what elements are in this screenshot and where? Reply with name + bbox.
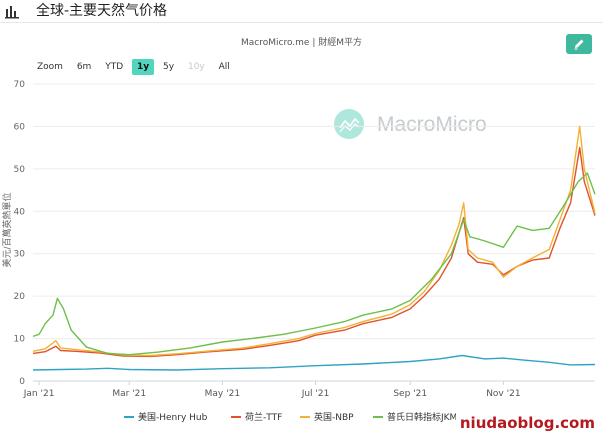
y-tick-label: 0 xyxy=(19,377,25,387)
y-tick-label: 40 xyxy=(14,207,26,217)
x-tick-label: Nov '21 xyxy=(486,389,520,399)
brand-name: MacroMicro xyxy=(377,113,487,136)
legend-label: 美国-Henry Hub xyxy=(138,411,208,423)
y-axis-label: 美元/百萬英熱單位 xyxy=(1,192,13,267)
legend-label: 荷兰-TTF xyxy=(245,411,282,423)
y-tick-label: 50 xyxy=(14,165,26,175)
legend-item-1[interactable]: 荷兰-TTF xyxy=(231,411,282,423)
series-line-1 xyxy=(32,146,596,358)
legend-item-2[interactable]: 英国-NBP xyxy=(300,411,354,423)
watermark: niudaoblog.com xyxy=(455,412,599,434)
y-tick-label: 10 xyxy=(14,335,26,345)
legend-item-3[interactable]: 普氏日韩指标JKM xyxy=(373,411,457,423)
y-tick-label: 30 xyxy=(14,250,26,260)
natural-gas-price-chart: MacroMicro 0 10 20 30 40 50 60 70 Jan '21 Mar '2… xyxy=(1,80,596,423)
x-tick-label: Sep '21 xyxy=(393,389,427,399)
legend-label: 普氏日韩指标JKM xyxy=(387,411,457,423)
y-tick-label: 70 xyxy=(14,80,26,90)
x-tick-label: Jul '21 xyxy=(301,389,330,399)
x-tick-label: Jan '21 xyxy=(23,389,55,399)
series-line-0 xyxy=(32,354,596,371)
legend-item-0[interactable]: 美国-Henry Hub xyxy=(124,411,208,423)
macromicro-logo: MacroMicro xyxy=(334,109,487,139)
y-tick-label: 60 xyxy=(14,122,26,132)
x-tick-label: May '21 xyxy=(205,389,240,399)
x-tick-label: Mar '21 xyxy=(112,389,146,399)
series-line-3 xyxy=(32,172,596,356)
y-tick-label: 20 xyxy=(14,292,26,302)
legend-label: 英国-NBP xyxy=(314,411,354,423)
series-line-2 xyxy=(32,125,596,357)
────────────────
- WHAT THE TASK REQUIRES:
Lay out the lines from the one with "y-tick-label: 0 xyxy=(19,377,25,387)" through the one with "y-axis-label: 美元/百萬英熱單位 xyxy=(1,192,13,267)", inclusive, as a numbered list, leaving out any blank lines.

- TASK SOLUTION:
1. y-tick-label: 0 xyxy=(19,377,25,387)
2. y-tick-label: 40 xyxy=(14,207,26,217)
3. x-tick-label: Nov '21 xyxy=(486,389,520,399)
4. brand-name: MacroMicro xyxy=(377,113,487,136)
5. legend-label: 美国-Henry Hub xyxy=(138,411,208,423)
6. y-axis-label: 美元/百萬英熱單位 xyxy=(1,192,13,267)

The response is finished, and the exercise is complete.